** WHAT YOU ARE ASKED TO DO **
Your task is to copy every line of the records below that contains "expression".

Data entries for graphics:
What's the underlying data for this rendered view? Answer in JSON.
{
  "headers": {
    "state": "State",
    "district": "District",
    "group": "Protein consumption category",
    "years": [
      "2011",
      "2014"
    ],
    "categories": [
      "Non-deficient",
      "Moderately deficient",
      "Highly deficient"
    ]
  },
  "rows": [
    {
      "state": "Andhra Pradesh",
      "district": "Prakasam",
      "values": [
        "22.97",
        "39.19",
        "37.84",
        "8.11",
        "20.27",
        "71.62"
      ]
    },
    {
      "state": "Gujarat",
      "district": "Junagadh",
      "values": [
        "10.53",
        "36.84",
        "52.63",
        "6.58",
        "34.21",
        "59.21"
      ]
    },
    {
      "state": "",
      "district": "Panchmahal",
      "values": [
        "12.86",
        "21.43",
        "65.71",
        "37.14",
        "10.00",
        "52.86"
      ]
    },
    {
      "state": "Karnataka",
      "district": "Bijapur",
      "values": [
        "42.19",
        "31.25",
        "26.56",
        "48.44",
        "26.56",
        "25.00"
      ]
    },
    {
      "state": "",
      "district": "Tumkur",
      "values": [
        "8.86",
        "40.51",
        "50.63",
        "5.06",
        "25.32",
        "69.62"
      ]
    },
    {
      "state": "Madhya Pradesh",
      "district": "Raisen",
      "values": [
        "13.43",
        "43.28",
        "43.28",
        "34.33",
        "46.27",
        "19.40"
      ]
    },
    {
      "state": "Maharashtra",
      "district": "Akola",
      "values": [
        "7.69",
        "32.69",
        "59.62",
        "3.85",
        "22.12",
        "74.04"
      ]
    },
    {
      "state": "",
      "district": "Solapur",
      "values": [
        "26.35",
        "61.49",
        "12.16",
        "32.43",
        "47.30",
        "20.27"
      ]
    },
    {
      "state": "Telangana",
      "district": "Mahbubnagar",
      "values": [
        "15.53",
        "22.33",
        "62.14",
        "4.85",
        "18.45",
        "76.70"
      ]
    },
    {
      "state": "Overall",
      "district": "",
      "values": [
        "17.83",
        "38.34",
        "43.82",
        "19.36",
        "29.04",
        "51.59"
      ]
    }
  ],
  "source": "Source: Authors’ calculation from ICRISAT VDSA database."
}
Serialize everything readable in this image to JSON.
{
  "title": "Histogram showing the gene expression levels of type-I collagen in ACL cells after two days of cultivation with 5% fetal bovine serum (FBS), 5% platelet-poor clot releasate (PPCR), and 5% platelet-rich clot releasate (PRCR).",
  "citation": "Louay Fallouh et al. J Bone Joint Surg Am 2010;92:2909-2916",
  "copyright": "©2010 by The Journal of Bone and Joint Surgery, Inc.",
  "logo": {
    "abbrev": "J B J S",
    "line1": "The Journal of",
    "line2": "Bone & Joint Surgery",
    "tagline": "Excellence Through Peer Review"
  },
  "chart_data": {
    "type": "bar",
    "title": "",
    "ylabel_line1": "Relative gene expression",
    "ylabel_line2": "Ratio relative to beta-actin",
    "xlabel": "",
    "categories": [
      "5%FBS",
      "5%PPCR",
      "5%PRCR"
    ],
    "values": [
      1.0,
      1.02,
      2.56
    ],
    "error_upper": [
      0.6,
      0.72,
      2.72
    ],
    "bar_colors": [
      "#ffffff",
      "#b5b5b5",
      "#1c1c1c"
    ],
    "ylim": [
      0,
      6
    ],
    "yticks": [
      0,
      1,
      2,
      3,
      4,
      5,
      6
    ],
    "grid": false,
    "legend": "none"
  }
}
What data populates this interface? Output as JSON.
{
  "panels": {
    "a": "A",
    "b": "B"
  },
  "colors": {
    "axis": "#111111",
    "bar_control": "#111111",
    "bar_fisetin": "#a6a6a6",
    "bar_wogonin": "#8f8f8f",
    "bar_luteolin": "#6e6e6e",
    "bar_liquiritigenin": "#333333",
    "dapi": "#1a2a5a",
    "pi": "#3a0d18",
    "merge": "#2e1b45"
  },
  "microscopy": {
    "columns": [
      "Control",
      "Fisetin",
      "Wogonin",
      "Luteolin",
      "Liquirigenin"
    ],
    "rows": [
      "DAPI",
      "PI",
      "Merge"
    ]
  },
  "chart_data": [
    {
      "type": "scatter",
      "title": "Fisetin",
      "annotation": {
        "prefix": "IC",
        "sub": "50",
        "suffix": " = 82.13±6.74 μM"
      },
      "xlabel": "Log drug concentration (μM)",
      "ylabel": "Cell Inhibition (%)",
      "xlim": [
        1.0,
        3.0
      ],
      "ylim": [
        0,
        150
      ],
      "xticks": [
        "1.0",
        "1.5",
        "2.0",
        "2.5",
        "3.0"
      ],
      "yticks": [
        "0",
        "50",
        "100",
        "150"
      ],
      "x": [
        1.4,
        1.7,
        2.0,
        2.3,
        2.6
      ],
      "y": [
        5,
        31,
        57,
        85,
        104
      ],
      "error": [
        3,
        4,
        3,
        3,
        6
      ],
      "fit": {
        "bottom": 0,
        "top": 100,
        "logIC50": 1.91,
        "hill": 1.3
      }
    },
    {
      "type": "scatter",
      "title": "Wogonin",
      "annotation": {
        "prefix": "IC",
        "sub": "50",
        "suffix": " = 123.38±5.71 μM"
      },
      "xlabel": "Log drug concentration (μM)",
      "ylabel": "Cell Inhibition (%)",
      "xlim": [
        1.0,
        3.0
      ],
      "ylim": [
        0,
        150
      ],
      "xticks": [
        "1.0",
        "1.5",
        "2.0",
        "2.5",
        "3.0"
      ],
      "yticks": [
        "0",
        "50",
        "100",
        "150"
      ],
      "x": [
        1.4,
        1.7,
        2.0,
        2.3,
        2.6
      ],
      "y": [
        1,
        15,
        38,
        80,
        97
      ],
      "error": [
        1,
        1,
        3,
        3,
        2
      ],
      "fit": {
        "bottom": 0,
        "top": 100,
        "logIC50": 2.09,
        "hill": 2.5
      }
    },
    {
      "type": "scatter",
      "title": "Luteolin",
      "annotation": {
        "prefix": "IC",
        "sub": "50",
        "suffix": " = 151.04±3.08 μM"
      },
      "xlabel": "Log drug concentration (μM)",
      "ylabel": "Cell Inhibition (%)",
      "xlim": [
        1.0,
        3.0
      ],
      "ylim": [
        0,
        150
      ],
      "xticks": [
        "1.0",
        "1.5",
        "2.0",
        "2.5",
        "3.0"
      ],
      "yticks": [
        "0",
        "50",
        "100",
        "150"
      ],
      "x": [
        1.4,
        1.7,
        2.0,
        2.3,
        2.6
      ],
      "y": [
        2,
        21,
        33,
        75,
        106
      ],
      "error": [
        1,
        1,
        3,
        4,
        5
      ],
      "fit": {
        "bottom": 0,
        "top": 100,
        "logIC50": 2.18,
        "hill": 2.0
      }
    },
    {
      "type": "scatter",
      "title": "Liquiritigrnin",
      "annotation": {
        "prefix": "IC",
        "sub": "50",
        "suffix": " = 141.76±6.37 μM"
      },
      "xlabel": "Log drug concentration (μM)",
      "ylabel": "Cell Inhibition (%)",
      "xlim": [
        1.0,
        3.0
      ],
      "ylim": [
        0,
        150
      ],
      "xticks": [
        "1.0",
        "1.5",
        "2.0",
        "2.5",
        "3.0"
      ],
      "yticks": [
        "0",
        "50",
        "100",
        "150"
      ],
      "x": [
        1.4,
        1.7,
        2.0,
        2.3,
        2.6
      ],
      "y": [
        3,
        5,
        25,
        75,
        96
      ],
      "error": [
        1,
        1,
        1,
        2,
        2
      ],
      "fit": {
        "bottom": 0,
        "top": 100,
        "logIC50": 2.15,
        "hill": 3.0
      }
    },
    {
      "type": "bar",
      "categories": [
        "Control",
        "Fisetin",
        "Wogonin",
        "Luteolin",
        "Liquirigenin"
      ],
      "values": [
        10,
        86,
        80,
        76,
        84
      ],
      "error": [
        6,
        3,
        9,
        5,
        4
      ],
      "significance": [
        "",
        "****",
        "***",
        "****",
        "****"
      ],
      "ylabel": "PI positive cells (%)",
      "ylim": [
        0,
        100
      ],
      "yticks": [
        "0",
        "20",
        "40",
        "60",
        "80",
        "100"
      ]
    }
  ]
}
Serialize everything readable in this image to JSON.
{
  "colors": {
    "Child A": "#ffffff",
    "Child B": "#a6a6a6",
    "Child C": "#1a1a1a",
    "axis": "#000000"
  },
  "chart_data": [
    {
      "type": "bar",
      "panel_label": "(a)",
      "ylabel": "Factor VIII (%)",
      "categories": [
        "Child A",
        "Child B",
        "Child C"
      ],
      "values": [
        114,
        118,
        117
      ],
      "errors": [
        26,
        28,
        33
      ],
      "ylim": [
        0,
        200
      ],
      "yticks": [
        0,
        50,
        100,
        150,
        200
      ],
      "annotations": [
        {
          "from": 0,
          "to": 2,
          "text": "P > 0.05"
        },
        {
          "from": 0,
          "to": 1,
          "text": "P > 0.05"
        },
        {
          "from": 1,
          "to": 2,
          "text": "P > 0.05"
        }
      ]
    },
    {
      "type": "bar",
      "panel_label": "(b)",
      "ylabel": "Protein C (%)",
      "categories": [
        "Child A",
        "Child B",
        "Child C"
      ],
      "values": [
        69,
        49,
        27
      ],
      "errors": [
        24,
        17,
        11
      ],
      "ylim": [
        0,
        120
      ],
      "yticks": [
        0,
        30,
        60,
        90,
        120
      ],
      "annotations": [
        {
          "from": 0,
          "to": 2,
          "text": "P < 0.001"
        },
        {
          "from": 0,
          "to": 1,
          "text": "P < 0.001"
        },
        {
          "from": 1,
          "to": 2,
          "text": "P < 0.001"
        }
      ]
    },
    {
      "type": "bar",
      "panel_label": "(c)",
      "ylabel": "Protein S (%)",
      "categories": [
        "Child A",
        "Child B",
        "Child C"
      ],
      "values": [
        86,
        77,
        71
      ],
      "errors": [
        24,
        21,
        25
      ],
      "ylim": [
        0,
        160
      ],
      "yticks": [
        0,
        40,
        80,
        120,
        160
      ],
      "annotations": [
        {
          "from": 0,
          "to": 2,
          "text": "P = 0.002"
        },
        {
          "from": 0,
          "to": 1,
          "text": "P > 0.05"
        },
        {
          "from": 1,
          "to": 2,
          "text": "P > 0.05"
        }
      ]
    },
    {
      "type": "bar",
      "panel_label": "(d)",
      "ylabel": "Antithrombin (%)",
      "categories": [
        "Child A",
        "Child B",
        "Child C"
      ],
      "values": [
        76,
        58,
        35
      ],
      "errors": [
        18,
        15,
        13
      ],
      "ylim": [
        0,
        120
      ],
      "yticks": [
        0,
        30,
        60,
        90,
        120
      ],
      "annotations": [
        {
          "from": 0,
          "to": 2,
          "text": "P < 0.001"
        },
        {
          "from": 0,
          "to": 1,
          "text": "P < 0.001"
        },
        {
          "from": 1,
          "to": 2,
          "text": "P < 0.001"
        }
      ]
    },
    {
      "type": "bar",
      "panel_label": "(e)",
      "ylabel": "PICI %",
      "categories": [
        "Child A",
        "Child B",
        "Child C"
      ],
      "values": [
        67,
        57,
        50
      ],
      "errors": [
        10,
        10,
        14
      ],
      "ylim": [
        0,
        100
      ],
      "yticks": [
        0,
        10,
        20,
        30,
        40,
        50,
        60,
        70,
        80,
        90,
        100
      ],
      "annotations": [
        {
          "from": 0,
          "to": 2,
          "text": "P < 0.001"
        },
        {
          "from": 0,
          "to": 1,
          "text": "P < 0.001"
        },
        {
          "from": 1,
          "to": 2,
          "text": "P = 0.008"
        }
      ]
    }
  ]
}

** RESULT FOR THIS EXERCISE **
  "title": "Histogram showing the gene expression levels of type-I collagen in ACL cells after two days of cultivation with 5% fetal bovine serum (FBS), 5% platelet-poor clot releasate (PPCR), and 5% platelet-rich clot releasate (PRCR).",
    "ylabel_line1": "Relative gene expression",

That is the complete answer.